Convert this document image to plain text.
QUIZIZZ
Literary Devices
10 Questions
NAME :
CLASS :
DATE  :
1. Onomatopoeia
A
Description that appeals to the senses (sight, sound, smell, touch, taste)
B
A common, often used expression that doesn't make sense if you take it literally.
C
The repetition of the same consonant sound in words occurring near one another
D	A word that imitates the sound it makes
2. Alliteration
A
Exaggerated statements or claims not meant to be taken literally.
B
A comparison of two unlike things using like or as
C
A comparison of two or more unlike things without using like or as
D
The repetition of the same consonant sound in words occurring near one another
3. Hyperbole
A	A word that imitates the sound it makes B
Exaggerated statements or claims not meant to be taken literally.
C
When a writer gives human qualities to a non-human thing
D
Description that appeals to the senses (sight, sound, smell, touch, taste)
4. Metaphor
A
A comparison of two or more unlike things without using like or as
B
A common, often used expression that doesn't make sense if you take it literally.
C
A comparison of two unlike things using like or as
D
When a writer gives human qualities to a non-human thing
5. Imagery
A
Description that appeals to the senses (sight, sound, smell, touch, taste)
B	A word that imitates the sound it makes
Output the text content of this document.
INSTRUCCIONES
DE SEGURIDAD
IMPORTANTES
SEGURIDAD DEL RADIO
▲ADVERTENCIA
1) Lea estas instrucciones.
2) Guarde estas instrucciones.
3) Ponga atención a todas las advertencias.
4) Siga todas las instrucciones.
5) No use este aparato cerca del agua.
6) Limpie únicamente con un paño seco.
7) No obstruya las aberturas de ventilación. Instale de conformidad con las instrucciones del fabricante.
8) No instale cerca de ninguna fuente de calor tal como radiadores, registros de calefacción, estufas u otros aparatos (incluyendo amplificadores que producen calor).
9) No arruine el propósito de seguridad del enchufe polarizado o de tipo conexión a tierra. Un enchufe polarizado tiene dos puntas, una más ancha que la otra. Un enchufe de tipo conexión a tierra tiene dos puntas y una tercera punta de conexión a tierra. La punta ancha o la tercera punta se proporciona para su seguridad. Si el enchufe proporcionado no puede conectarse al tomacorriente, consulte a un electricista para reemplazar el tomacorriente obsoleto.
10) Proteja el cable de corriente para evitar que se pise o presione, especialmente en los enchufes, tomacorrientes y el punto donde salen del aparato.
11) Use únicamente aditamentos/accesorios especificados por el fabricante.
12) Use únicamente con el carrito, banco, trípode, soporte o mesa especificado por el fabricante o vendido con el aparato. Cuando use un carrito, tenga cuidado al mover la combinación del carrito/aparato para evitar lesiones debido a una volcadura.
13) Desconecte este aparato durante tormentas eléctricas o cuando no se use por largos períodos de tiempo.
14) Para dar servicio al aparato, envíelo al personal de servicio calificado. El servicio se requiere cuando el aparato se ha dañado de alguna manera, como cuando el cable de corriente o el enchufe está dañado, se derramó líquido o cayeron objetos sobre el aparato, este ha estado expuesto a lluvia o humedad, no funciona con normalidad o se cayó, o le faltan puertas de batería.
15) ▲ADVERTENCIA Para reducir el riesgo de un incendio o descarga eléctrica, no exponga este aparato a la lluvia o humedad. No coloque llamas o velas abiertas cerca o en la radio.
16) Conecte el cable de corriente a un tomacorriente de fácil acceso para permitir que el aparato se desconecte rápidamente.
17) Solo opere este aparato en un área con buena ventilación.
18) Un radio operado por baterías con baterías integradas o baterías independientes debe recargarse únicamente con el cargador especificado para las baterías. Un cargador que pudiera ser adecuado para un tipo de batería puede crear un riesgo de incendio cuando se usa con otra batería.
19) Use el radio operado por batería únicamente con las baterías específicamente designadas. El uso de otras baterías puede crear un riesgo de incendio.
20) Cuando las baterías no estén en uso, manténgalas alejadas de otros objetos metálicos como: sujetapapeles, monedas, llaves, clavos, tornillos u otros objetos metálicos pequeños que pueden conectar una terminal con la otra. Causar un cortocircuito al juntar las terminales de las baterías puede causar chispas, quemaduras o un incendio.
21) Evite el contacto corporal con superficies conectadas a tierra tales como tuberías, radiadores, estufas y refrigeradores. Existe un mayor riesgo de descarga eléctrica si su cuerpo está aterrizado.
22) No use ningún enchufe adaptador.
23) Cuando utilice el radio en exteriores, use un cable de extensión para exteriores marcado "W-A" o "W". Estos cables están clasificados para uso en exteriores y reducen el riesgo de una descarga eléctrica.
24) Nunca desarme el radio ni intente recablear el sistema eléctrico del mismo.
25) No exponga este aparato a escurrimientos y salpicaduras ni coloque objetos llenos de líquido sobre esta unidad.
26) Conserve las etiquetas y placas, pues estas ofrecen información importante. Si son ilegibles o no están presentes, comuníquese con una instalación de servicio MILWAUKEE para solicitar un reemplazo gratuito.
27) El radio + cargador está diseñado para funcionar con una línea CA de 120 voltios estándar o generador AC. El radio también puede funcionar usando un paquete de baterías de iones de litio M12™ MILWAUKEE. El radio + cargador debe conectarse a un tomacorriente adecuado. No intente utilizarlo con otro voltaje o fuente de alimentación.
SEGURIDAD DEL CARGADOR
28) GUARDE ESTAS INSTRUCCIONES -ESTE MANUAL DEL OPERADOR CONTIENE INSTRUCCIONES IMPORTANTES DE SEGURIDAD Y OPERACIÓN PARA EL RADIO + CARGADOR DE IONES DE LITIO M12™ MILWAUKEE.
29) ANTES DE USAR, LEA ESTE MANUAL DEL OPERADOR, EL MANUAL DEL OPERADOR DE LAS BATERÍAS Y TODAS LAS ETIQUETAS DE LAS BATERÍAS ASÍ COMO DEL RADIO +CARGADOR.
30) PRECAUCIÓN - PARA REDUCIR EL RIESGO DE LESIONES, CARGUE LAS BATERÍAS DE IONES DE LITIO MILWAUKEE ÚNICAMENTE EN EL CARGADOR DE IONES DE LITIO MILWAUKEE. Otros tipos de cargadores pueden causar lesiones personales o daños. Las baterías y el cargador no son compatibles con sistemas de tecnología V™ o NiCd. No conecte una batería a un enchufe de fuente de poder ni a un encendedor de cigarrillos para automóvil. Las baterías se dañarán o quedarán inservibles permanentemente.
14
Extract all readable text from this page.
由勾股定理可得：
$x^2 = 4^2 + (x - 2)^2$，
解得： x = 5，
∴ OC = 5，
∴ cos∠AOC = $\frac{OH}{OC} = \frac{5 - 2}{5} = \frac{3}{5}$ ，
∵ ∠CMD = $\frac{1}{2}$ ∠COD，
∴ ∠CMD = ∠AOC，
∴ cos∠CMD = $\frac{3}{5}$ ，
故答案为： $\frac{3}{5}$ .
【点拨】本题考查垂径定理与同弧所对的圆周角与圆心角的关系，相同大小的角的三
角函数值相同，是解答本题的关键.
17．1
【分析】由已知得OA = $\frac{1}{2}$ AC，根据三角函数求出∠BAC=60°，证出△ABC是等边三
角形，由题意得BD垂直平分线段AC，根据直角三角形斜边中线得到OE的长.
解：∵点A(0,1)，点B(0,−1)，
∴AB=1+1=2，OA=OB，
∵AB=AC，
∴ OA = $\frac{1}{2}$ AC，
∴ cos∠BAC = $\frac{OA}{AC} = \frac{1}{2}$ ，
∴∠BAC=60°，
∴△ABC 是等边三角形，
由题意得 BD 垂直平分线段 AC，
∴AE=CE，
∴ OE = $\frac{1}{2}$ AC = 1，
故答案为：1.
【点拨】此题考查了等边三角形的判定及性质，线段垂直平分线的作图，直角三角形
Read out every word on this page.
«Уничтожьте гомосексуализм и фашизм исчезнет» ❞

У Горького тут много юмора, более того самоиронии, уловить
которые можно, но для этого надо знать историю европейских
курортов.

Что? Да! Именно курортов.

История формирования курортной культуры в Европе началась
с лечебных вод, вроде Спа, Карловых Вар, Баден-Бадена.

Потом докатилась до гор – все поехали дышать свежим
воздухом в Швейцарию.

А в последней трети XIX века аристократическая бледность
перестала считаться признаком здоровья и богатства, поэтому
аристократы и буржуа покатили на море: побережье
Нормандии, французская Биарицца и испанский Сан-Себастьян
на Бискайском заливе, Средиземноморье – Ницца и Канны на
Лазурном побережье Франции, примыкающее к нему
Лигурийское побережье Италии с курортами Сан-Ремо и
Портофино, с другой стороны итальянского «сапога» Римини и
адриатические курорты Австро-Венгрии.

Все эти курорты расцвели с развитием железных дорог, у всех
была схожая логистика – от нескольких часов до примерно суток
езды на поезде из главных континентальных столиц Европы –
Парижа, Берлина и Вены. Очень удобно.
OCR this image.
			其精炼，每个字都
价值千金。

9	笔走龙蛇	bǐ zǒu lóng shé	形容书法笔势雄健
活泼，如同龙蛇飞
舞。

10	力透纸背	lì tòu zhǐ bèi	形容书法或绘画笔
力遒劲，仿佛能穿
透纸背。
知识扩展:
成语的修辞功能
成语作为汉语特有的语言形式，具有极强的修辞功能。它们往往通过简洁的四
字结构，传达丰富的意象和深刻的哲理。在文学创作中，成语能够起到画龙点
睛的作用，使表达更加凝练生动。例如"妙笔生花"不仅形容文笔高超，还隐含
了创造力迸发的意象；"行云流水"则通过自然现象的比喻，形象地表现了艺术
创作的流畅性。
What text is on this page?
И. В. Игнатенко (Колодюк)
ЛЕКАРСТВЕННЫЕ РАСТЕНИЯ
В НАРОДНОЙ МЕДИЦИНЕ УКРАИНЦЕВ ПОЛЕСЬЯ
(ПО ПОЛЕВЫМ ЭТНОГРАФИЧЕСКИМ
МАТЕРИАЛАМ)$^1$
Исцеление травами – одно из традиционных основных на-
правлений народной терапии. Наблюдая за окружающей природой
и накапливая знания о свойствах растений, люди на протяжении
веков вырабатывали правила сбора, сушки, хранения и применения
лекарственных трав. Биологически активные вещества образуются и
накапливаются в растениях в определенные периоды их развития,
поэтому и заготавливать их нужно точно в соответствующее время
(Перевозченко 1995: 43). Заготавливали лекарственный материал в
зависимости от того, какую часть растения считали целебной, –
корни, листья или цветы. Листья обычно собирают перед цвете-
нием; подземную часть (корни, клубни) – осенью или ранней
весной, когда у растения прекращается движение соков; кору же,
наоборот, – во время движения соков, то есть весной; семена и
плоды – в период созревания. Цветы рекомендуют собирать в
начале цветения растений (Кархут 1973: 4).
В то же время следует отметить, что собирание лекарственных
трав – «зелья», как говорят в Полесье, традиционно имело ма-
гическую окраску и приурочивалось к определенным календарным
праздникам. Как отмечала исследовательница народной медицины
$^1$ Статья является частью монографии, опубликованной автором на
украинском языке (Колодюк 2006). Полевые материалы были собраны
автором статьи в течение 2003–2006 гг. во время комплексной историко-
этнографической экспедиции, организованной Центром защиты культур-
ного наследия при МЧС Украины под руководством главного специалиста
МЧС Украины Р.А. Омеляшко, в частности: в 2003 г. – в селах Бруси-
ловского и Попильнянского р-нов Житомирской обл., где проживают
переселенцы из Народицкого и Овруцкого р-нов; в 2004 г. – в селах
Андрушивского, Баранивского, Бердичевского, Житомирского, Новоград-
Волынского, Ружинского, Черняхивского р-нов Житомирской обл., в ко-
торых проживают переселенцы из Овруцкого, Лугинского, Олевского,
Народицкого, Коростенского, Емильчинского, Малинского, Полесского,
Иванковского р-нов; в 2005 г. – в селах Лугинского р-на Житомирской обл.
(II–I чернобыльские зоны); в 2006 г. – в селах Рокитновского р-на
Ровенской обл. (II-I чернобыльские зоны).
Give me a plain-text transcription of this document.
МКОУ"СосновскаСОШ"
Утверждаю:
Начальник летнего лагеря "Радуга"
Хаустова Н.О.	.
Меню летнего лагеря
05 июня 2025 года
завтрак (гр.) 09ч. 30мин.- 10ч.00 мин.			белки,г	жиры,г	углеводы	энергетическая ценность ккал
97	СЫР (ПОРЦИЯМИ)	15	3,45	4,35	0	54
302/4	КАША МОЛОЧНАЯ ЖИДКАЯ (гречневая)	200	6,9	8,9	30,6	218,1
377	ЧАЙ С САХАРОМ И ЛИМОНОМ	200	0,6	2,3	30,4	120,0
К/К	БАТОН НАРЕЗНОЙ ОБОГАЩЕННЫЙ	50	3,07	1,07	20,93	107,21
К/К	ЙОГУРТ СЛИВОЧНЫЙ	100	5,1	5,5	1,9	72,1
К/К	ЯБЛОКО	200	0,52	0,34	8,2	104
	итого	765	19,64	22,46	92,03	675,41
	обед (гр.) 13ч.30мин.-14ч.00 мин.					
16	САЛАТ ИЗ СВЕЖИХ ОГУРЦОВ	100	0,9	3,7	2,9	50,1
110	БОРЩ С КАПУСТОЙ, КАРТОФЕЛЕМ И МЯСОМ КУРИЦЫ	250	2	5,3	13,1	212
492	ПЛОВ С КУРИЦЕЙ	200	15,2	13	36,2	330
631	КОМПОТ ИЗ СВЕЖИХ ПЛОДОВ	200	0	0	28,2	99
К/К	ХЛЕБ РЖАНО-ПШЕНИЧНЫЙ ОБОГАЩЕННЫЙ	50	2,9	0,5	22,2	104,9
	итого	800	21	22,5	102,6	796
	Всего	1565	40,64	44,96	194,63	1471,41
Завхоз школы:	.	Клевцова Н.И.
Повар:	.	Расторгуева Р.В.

━━━━━━━━━━

Determine how many lines in the listing above hold the string "СВЕЖИХ", then write only the number.

SOLUTION FOR THIS TASK: 2